- _Direction_
Copy, in full, each line of the material that holds the word "Read".
┌────────
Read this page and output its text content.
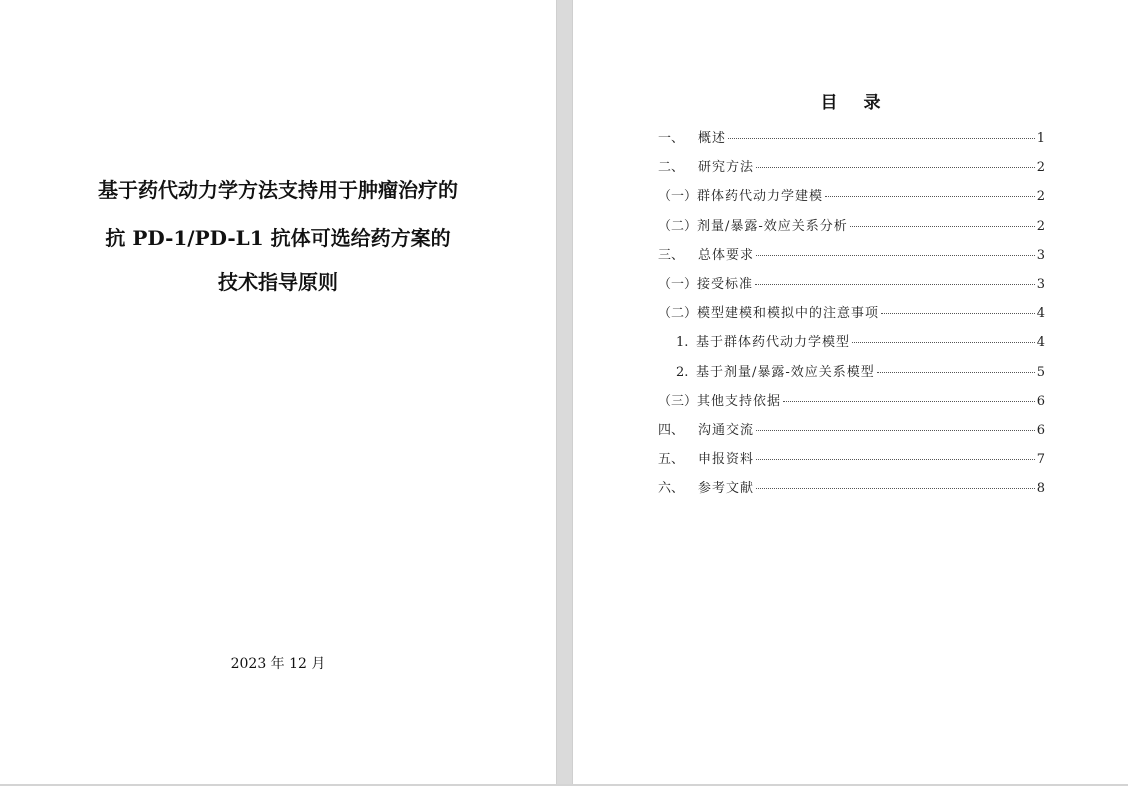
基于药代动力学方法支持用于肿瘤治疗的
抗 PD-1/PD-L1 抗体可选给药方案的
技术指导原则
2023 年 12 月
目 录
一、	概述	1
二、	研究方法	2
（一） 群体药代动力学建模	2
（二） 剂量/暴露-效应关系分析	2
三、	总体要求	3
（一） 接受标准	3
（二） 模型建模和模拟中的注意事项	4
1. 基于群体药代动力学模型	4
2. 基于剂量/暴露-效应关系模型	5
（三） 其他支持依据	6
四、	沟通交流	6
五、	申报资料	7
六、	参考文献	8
└────────
┌────────
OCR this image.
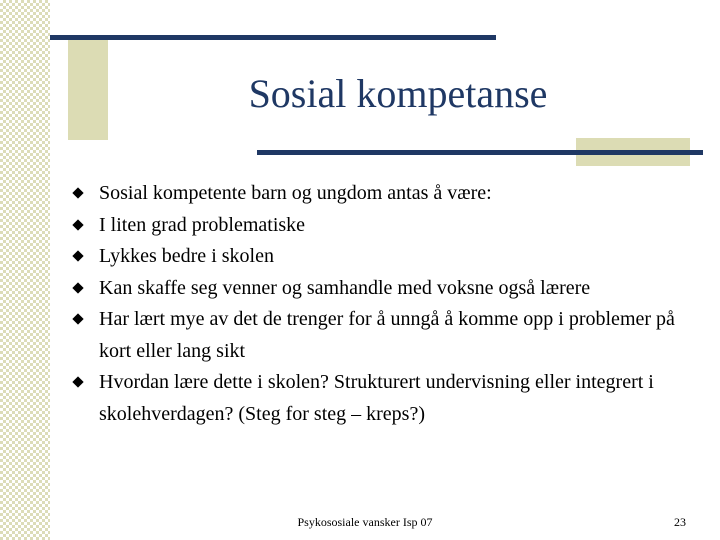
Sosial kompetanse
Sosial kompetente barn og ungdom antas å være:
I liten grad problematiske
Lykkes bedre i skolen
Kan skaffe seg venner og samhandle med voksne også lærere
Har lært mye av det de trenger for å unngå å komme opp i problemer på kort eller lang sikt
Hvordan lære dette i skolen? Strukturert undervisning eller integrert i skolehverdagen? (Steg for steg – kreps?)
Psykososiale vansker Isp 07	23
└────────
┌────────
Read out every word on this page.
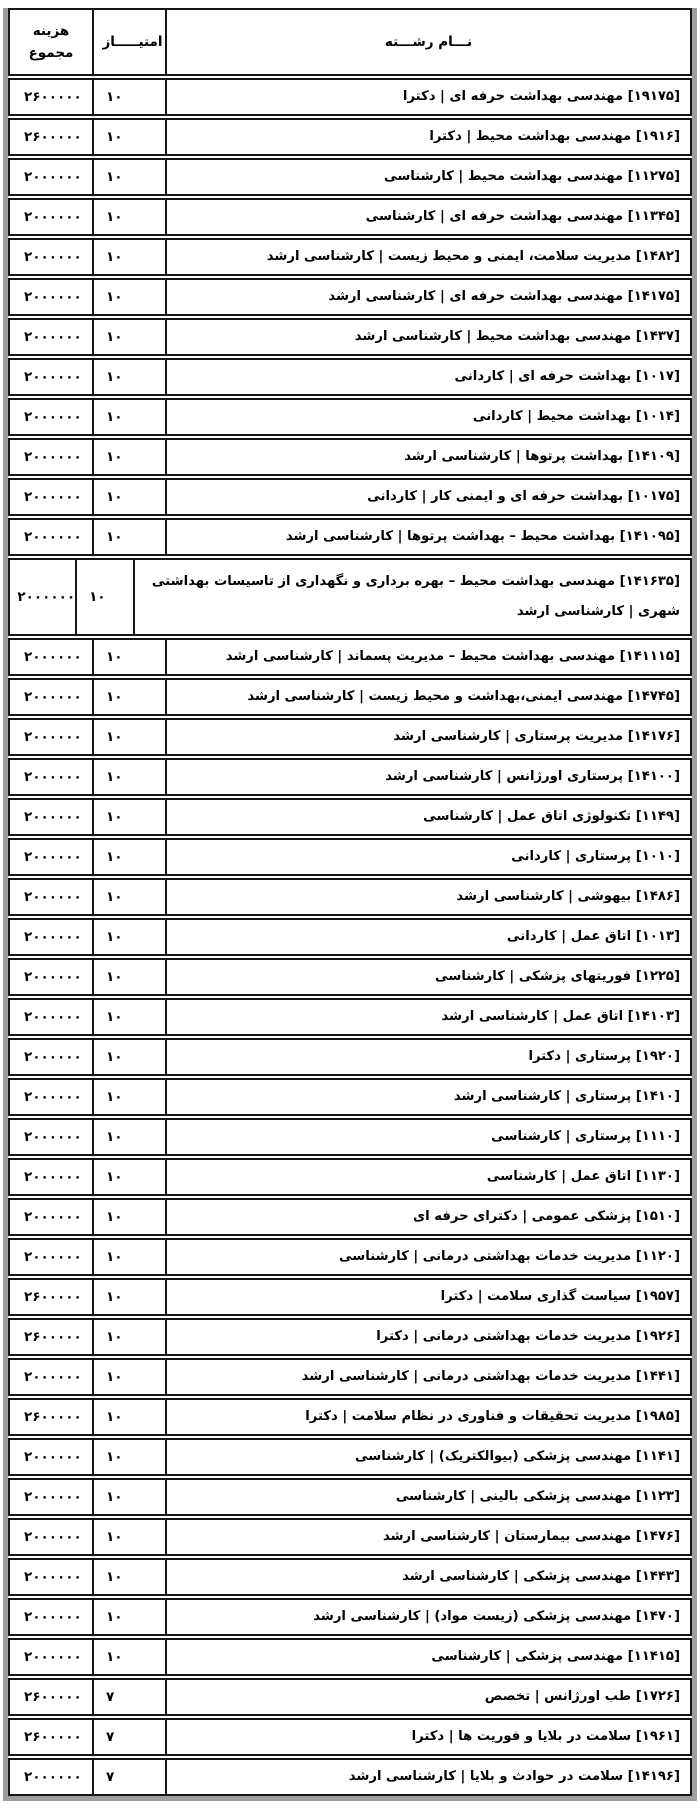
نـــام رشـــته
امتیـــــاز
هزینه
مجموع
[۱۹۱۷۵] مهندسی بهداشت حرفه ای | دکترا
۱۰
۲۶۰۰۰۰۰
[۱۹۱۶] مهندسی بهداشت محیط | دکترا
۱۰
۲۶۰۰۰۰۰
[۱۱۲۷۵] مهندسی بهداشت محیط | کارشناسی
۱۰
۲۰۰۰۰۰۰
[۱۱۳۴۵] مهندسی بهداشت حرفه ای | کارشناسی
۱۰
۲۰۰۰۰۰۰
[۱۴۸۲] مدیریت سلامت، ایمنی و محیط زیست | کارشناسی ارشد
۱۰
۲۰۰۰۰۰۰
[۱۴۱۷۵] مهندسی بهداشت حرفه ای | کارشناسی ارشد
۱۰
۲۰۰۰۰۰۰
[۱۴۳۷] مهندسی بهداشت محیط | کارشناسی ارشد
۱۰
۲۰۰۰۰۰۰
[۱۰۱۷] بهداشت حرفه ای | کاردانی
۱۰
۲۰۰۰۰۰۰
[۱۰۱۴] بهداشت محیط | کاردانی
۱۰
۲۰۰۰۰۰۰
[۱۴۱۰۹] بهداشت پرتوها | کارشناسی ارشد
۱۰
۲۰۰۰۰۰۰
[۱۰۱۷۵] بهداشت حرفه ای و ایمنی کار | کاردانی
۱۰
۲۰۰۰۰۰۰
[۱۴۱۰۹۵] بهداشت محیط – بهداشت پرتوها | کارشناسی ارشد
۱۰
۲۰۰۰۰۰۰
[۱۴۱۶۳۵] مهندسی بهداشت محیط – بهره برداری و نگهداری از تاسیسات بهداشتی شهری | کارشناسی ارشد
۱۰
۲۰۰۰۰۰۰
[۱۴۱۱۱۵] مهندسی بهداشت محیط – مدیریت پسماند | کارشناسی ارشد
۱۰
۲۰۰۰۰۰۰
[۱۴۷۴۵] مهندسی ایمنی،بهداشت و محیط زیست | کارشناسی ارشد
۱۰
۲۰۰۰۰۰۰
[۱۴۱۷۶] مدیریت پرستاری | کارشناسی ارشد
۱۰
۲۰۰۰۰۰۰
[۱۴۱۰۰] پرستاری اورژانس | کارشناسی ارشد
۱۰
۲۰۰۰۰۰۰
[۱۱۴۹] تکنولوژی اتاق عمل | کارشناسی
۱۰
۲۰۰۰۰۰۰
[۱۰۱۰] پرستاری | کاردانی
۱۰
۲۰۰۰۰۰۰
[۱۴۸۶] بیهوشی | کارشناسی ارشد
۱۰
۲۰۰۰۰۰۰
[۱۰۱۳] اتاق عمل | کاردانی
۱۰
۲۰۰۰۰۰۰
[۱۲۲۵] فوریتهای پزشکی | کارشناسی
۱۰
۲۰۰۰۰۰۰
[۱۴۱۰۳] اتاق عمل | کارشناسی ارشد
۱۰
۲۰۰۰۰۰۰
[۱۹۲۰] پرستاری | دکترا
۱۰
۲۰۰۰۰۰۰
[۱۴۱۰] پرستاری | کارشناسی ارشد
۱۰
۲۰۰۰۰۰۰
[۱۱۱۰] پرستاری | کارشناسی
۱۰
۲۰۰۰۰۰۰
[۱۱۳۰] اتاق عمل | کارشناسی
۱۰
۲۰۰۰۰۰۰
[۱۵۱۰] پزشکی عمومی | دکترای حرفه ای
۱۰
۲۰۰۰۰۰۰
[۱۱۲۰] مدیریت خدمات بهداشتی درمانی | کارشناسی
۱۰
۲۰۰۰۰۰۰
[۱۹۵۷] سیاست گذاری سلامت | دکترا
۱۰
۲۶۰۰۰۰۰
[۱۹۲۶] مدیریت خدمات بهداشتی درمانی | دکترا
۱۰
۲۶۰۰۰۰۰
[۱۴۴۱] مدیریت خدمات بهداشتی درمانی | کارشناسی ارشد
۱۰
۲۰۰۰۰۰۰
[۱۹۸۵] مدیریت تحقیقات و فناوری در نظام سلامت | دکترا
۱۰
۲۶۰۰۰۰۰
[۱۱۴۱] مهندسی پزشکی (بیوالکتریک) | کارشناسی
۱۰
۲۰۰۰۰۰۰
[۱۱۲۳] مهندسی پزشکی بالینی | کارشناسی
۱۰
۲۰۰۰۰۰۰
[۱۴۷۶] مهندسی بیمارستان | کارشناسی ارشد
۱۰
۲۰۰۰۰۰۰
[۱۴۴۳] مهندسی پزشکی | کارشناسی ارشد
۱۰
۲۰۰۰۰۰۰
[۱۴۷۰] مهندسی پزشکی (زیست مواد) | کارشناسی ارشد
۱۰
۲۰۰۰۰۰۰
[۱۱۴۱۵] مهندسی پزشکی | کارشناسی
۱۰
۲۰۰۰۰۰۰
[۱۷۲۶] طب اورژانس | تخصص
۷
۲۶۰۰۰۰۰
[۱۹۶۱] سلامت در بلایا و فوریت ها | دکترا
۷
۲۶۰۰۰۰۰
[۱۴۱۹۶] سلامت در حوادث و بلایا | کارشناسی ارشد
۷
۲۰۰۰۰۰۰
└────────
- _Answer for the task_
Read this page and output its text content.
Read out every word on this page.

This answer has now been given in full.